▶ REQUEST:
Do not copy the pictures; transcribe all other material exactly.

━━━━━━━━

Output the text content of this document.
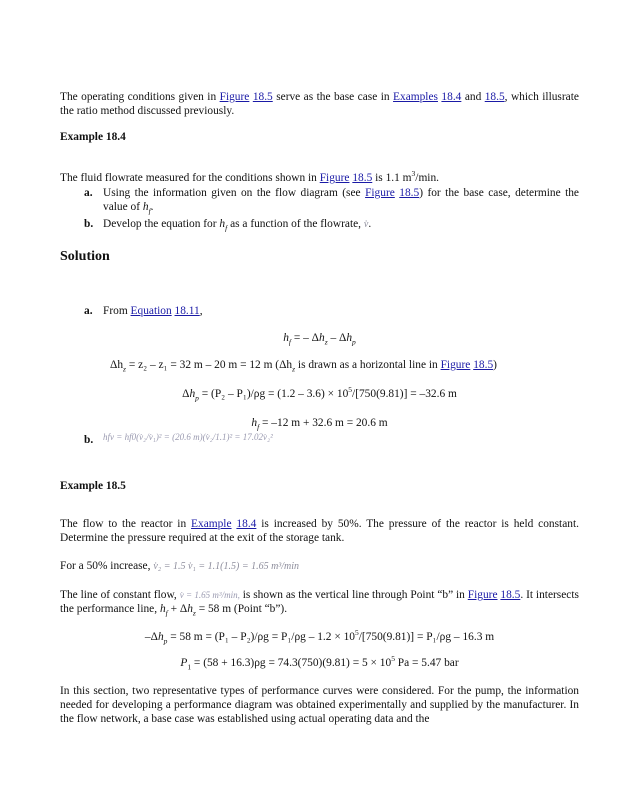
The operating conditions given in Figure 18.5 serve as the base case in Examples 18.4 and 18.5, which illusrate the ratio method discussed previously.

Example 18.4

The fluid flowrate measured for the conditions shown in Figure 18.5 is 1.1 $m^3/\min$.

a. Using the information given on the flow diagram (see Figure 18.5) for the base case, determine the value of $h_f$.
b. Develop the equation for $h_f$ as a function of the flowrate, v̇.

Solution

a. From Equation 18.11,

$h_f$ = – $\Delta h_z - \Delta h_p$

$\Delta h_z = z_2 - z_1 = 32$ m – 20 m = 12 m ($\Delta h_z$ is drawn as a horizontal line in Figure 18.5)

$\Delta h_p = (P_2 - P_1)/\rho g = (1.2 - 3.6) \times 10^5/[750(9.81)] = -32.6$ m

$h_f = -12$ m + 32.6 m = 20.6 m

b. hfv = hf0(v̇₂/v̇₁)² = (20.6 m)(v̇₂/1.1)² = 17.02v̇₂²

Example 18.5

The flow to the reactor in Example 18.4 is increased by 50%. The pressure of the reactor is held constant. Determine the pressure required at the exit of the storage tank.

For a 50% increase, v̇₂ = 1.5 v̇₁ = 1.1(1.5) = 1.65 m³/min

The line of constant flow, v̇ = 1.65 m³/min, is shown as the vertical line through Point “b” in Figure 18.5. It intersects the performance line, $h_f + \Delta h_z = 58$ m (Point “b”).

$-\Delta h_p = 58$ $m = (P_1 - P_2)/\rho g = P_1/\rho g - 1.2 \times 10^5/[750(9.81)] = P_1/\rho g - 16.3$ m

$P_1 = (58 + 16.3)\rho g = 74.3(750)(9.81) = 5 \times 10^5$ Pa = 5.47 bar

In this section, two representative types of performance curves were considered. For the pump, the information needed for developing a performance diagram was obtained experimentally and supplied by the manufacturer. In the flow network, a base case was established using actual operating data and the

━━━━━━━━

▶ SOLUTION FOR THIS PROBLEM:
Output the text content of this document.
The operating conditions given in Figure 18.5 serve as the base case in Examples 18.4 and 18.5, which illusrate the ratio method discussed previously.

Example 18.4

The fluid flowrate measured for the conditions shown in Figure 18.5 is 1.1 $m^3/\min$.

a. Using the information given on the flow diagram (see Figure 18.5) for the base case, determine the value of $h_f$.
b. Develop the equation for $h_f$ as a function of the flowrate, v̇.

Solution

a. From Equation 18.11,

$h_f$ = – $\Delta h_z - \Delta h_p$

$\Delta h_z = z_2 - z_1 = 32$ m – 20 m = 12 m ($\Delta h_z$ is drawn as a horizontal line in Figure 18.5)

$\Delta h_p = (P_2 - P_1)/\rho g = (1.2 - 3.6) \times 10^5/[750(9.81)] = -32.6$ m

$h_f = -12$ m + 32.6 m = 20.6 m

b. hfv = hf0(v̇₂/v̇₁)² = (20.6 m)(v̇₂/1.1)² = 17.02v̇₂²

Example 18.5

The flow to the reactor in Example 18.4 is increased by 50%. The pressure of the reactor is held constant. Determine the pressure required at the exit of the storage tank.

For a 50% increase, v̇₂ = 1.5 v̇₁ = 1.1(1.5) = 1.65 m³/min

The line of constant flow, v̇ = 1.65 m³/min, is shown as the vertical line through Point “b” in Figure 18.5. It intersects the performance line, $h_f + \Delta h_z = 58$ m (Point “b”).

$-\Delta h_p = 58$ $m = (P_1 - P_2)/\rho g = P_1/\rho g - 1.2 \times 10^5/[750(9.81)] = P_1/\rho g - 16.3$ m

$P_1 = (58 + 16.3)\rho g = 74.3(750)(9.81) = 5 \times 10^5$ Pa = 5.47 bar

In this section, two representative types of performance curves were considered. For the pump, the information needed for developing a performance diagram was obtained experimentally and supplied by the manufacturer. In the flow network, a base case was established using actual operating data and the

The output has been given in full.